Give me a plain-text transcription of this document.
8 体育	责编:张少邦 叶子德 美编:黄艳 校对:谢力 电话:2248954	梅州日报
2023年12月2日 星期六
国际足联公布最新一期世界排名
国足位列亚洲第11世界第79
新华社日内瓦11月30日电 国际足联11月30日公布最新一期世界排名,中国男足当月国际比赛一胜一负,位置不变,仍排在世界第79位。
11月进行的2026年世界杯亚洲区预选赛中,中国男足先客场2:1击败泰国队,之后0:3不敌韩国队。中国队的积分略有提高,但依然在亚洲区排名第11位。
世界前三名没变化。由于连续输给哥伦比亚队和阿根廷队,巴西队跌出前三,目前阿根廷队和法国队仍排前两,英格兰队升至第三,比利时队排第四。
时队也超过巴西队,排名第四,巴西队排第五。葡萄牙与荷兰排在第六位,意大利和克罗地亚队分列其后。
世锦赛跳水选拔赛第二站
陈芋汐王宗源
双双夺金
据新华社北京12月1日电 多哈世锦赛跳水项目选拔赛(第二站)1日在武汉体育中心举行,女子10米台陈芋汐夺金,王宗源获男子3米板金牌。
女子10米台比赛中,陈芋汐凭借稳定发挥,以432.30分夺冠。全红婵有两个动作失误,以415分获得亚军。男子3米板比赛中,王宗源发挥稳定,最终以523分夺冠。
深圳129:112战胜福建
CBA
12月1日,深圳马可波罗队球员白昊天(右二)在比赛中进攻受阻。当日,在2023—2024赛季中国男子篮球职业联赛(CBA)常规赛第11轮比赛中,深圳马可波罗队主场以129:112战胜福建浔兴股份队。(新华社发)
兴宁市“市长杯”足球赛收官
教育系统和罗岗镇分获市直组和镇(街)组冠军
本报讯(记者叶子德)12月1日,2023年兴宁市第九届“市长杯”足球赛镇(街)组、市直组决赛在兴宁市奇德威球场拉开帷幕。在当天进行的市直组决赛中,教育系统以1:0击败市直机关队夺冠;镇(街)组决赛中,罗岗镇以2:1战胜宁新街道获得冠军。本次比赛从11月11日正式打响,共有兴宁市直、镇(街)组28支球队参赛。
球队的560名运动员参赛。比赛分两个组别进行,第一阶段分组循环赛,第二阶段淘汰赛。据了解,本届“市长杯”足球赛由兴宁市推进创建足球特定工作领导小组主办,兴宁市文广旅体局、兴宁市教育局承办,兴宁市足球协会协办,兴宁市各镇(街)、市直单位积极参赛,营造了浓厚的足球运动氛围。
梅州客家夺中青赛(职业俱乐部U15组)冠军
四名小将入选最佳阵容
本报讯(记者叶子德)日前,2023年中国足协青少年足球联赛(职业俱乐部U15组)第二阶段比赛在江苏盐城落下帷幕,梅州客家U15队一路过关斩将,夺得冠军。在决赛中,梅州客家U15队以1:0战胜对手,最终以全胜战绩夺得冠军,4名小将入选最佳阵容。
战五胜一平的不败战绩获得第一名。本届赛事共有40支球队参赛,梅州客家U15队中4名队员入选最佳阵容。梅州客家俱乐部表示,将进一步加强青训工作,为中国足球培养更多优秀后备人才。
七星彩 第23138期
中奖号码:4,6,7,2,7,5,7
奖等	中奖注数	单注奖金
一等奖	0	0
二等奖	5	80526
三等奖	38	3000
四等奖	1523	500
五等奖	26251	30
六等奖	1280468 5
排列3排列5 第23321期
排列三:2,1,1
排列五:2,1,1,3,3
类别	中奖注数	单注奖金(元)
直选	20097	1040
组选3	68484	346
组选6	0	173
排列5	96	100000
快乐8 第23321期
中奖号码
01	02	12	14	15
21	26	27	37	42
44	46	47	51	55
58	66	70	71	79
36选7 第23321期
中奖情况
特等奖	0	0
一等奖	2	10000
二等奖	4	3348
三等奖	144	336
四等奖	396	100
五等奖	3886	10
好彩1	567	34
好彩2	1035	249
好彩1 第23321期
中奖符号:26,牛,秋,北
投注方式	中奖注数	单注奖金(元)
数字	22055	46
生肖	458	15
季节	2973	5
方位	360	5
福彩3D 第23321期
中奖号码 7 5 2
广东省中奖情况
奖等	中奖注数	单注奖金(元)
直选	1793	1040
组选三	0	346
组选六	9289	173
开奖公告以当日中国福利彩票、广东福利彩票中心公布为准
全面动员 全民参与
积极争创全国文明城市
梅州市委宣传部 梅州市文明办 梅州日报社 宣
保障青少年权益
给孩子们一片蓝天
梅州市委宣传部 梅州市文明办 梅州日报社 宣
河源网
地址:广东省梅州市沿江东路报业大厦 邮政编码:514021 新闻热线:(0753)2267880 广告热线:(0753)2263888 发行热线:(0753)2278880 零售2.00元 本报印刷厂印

- [Task requirements] Copy each line above where the string "中奖注数" occurs.

- [Exercise answer]
奖等	中奖注数	单注奖金
类别	中奖注数	单注奖金(元)
投注方式	中奖注数	单注奖金(元)
奖等	中奖注数	单注奖金(元)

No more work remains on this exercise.